### Work to complete
Look below for the line with "OCR this image.". Extract that line and each one after it through the last, word for word.

>> START

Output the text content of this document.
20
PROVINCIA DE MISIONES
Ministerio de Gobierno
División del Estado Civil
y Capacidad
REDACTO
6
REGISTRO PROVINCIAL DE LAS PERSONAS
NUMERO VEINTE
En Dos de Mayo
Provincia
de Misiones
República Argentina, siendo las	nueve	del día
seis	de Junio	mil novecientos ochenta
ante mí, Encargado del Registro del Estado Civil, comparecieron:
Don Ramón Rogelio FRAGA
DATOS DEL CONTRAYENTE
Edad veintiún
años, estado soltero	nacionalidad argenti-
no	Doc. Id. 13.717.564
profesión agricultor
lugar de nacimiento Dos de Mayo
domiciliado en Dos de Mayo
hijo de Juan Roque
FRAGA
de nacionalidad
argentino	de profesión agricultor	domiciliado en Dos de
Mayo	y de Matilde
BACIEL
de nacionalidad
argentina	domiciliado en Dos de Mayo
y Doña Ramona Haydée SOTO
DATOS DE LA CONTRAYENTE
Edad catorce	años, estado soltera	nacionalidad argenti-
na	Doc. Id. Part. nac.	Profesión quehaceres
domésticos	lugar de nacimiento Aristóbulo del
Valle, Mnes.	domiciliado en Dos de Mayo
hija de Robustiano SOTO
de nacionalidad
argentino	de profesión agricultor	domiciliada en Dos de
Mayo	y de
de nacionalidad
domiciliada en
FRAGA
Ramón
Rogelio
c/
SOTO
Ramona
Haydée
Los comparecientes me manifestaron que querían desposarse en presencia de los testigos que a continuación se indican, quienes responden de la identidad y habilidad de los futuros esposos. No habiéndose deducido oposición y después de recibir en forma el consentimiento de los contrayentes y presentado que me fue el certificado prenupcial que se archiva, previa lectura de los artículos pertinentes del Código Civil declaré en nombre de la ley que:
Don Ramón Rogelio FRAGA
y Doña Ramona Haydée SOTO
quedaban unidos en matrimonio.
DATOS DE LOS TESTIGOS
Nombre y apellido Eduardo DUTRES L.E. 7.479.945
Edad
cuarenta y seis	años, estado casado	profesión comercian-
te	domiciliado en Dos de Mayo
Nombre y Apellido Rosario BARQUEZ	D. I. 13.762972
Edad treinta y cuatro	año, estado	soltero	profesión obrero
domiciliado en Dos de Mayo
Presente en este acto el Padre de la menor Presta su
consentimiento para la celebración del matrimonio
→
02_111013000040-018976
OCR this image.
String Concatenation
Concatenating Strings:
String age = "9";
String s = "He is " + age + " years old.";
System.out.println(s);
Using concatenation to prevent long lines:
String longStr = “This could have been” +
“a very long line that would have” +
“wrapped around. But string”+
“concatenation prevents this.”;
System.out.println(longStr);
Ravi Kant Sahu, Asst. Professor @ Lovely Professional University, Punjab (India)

>> END

### Completed task
OCR this image.
String Concatenation
Concatenating Strings:
String age = "9";
String s = "He is " + age + " years old.";
System.out.println(s);
Using concatenation to prevent long lines:
String longStr = “This could have been” +
“a very long line that would have” +
“wrapped around. But string”+
“concatenation prevents this.”;
System.out.println(longStr);
Ravi Kant Sahu, Asst. Professor @ Lovely Professional University, Punjab (India)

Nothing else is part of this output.